Problem to work on |
Print the listing as it stands, omitting all images.

Dataset rows |
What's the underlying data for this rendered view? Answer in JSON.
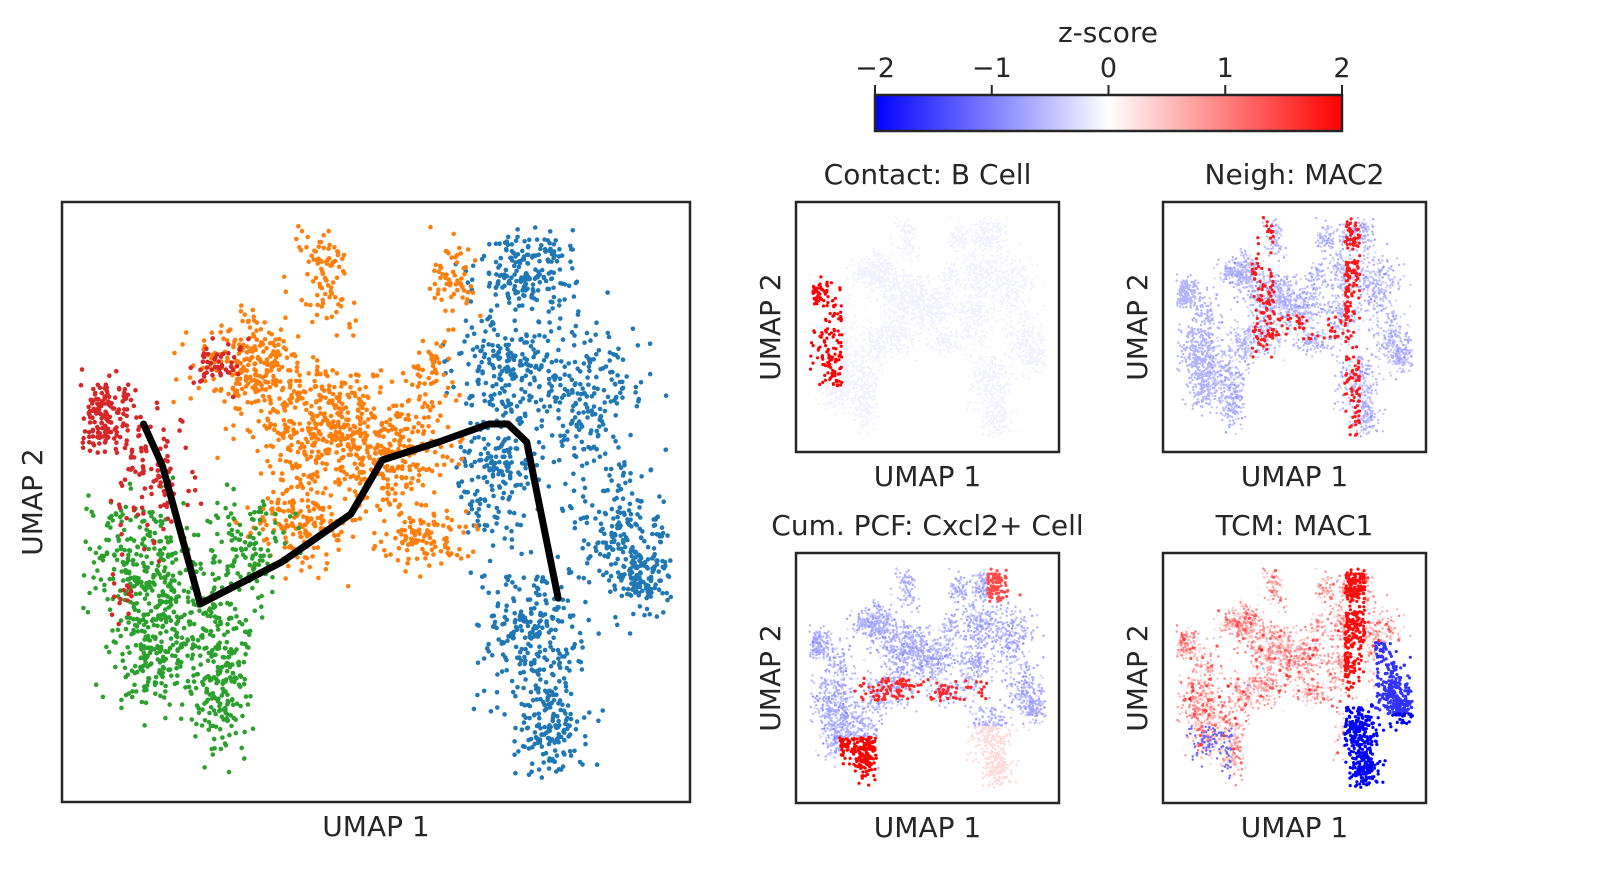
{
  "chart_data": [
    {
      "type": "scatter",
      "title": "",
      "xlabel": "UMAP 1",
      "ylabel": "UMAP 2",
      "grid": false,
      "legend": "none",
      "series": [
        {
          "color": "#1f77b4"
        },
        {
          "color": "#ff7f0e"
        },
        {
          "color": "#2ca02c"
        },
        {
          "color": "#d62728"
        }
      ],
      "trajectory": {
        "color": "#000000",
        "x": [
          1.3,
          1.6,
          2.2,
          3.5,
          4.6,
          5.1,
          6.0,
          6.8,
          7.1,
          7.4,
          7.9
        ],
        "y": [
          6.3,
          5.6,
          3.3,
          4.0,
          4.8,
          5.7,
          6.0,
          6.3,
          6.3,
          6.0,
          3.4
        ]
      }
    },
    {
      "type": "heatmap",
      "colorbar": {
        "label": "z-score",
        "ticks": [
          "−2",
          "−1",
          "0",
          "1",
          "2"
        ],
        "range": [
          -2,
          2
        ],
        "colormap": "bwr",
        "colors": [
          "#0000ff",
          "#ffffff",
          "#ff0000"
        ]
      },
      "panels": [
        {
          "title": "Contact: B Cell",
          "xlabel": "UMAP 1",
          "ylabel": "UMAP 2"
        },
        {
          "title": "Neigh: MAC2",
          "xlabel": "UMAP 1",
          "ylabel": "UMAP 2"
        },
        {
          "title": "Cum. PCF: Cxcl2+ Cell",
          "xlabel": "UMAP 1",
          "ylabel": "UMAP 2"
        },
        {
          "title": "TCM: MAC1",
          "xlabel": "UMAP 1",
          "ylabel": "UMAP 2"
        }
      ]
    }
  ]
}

Answer below |
What's the underlying data for this rendered view? Answer in JSON.
{
  "chart_data": [
    {
      "type": "scatter",
      "title": "",
      "xlabel": "UMAP 1",
      "ylabel": "UMAP 2",
      "grid": false,
      "legend": "none",
      "series": [
        {
          "color": "#1f77b4"
        },
        {
          "color": "#ff7f0e"
        },
        {
          "color": "#2ca02c"
        },
        {
          "color": "#d62728"
        }
      ],
      "trajectory": {
        "color": "#000000",
        "x": [
          1.3,
          1.6,
          2.2,
          3.5,
          4.6,
          5.1,
          6.0,
          6.8,
          7.1,
          7.4,
          7.9
        ],
        "y": [
          6.3,
          5.6,
          3.3,
          4.0,
          4.8,
          5.7,
          6.0,
          6.3,
          6.3,
          6.0,
          3.4
        ]
      }
    },
    {
      "type": "heatmap",
      "colorbar": {
        "label": "z-score",
        "ticks": [
          "−2",
          "−1",
          "0",
          "1",
          "2"
        ],
        "range": [
          -2,
          2
        ],
        "colormap": "bwr",
        "colors": [
          "#0000ff",
          "#ffffff",
          "#ff0000"
        ]
      },
      "panels": [
        {
          "title": "Contact: B Cell",
          "xlabel": "UMAP 1",
          "ylabel": "UMAP 2"
        },
        {
          "title": "Neigh: MAC2",
          "xlabel": "UMAP 1",
          "ylabel": "UMAP 2"
        },
        {
          "title": "Cum. PCF: Cxcl2+ Cell",
          "xlabel": "UMAP 1",
          "ylabel": "UMAP 2"
        },
        {
          "title": "TCM: MAC1",
          "xlabel": "UMAP 1",
          "ylabel": "UMAP 2"
        }
      ]
    }
  ]
}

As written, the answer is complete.